_Given task:_
Your task is to print all of the data word for word.

(Saved data entries)
▼

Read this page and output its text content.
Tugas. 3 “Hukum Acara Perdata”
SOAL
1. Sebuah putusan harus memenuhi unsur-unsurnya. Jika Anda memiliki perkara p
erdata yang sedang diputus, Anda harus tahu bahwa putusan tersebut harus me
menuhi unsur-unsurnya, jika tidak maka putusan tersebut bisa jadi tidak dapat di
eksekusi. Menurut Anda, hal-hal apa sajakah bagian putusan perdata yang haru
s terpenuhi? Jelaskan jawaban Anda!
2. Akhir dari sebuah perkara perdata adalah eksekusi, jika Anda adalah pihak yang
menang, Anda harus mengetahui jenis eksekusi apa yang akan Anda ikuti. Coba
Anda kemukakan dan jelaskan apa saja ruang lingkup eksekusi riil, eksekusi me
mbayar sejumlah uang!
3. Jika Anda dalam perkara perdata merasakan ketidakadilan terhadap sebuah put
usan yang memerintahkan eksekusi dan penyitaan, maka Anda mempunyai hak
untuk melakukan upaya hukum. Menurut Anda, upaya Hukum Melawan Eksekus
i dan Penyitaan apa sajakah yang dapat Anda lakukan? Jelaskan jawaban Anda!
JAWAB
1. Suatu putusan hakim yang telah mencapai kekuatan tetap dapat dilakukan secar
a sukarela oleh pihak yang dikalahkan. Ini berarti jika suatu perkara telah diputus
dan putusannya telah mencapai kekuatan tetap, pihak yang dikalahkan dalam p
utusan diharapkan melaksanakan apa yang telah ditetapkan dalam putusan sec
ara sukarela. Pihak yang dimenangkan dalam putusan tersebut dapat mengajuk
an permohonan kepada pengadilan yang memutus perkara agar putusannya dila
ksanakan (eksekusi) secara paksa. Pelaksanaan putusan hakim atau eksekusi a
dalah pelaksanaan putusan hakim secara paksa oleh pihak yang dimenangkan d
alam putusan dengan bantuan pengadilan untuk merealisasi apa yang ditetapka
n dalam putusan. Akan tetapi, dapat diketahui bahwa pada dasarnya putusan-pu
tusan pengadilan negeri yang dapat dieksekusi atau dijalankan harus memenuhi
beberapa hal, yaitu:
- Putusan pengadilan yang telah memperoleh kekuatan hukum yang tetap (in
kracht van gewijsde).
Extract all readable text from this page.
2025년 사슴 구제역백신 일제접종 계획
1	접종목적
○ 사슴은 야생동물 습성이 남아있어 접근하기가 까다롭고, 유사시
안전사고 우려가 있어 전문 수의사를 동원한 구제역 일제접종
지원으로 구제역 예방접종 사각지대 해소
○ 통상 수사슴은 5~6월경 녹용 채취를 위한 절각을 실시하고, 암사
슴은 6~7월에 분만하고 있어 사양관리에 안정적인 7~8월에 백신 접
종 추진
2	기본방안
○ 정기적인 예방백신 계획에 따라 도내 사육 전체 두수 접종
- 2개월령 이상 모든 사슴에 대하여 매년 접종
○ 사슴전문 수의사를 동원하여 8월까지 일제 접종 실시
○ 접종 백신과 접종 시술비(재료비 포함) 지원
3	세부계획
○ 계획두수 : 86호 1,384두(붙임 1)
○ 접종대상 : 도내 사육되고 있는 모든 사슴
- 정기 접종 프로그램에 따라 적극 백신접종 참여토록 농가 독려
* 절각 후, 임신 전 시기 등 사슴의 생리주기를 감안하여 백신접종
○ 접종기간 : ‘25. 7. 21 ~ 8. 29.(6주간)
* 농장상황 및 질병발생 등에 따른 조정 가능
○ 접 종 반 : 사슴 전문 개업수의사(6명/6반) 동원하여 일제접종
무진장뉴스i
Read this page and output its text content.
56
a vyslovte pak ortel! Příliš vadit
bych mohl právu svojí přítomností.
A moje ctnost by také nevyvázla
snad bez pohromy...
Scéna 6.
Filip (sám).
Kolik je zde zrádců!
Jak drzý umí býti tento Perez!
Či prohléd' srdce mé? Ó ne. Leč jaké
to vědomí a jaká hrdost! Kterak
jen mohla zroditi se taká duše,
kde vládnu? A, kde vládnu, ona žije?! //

▲

_Correct answer:_
Read this page and output its text content.
Tugas. 3 “Hukum Acara Perdata”
SOAL
1. Sebuah putusan harus memenuhi unsur-unsurnya. Jika Anda memiliki perkara p
erdata yang sedang diputus, Anda harus tahu bahwa putusan tersebut harus me
menuhi unsur-unsurnya, jika tidak maka putusan tersebut bisa jadi tidak dapat di
eksekusi. Menurut Anda, hal-hal apa sajakah bagian putusan perdata yang haru
s terpenuhi? Jelaskan jawaban Anda!
2. Akhir dari sebuah perkara perdata adalah eksekusi, jika Anda adalah pihak yang
menang, Anda harus mengetahui jenis eksekusi apa yang akan Anda ikuti. Coba
Anda kemukakan dan jelaskan apa saja ruang lingkup eksekusi riil, eksekusi me
mbayar sejumlah uang!
3. Jika Anda dalam perkara perdata merasakan ketidakadilan terhadap sebuah put
usan yang memerintahkan eksekusi dan penyitaan, maka Anda mempunyai hak
untuk melakukan upaya hukum. Menurut Anda, upaya Hukum Melawan Eksekus
i dan Penyitaan apa sajakah yang dapat Anda lakukan? Jelaskan jawaban Anda!
JAWAB
1. Suatu putusan hakim yang telah mencapai kekuatan tetap dapat dilakukan secar
a sukarela oleh pihak yang dikalahkan. Ini berarti jika suatu perkara telah diputus
dan putusannya telah mencapai kekuatan tetap, pihak yang dikalahkan dalam p
utusan diharapkan melaksanakan apa yang telah ditetapkan dalam putusan sec
ara sukarela. Pihak yang dimenangkan dalam putusan tersebut dapat mengajuk
an permohonan kepada pengadilan yang memutus perkara agar putusannya dila
ksanakan (eksekusi) secara paksa. Pelaksanaan putusan hakim atau eksekusi a
dalah pelaksanaan putusan hakim secara paksa oleh pihak yang dimenangkan d
alam putusan dengan bantuan pengadilan untuk merealisasi apa yang ditetapka
n dalam putusan. Akan tetapi, dapat diketahui bahwa pada dasarnya putusan-pu
tusan pengadilan negeri yang dapat dieksekusi atau dijalankan harus memenuhi
beberapa hal, yaitu:
- Putusan pengadilan yang telah memperoleh kekuatan hukum yang tetap (in
kracht van gewijsde).
Extract all readable text from this page.
2025년 사슴 구제역백신 일제접종 계획
1	접종목적
○ 사슴은 야생동물 습성이 남아있어 접근하기가 까다롭고, 유사시
안전사고 우려가 있어 전문 수의사를 동원한 구제역 일제접종
지원으로 구제역 예방접종 사각지대 해소
○ 통상 수사슴은 5~6월경 녹용 채취를 위한 절각을 실시하고, 암사
슴은 6~7월에 분만하고 있어 사양관리에 안정적인 7~8월에 백신 접
종 추진
2	기본방안
○ 정기적인 예방백신 계획에 따라 도내 사육 전체 두수 접종
- 2개월령 이상 모든 사슴에 대하여 매년 접종
○ 사슴전문 수의사를 동원하여 8월까지 일제 접종 실시
○ 접종 백신과 접종 시술비(재료비 포함) 지원
3	세부계획
○ 계획두수 : 86호 1,384두(붙임 1)
○ 접종대상 : 도내 사육되고 있는 모든 사슴
- 정기 접종 프로그램에 따라 적극 백신접종 참여토록 농가 독려
* 절각 후, 임신 전 시기 등 사슴의 생리주기를 감안하여 백신접종
○ 접종기간 : ‘25. 7. 21 ~ 8. 29.(6주간)
* 농장상황 및 질병발생 등에 따른 조정 가능
○ 접 종 반 : 사슴 전문 개업수의사(6명/6반) 동원하여 일제접종
무진장뉴스i
Read this page and output its text content.
56
a vyslovte pak ortel! Příliš vadit
bych mohl právu svojí přítomností.
A moje ctnost by také nevyvázla
snad bez pohromy...
Scéna 6.
Filip (sám).
Kolik je zde zrádců!
Jak drzý umí býti tento Perez!
Či prohléd' srdce mé? Ó ne. Leč jaké
to vědomí a jaká hrdost! Kterak
jen mohla zroditi se taká duše,
kde vládnu? A, kde vládnu, ona žije?! //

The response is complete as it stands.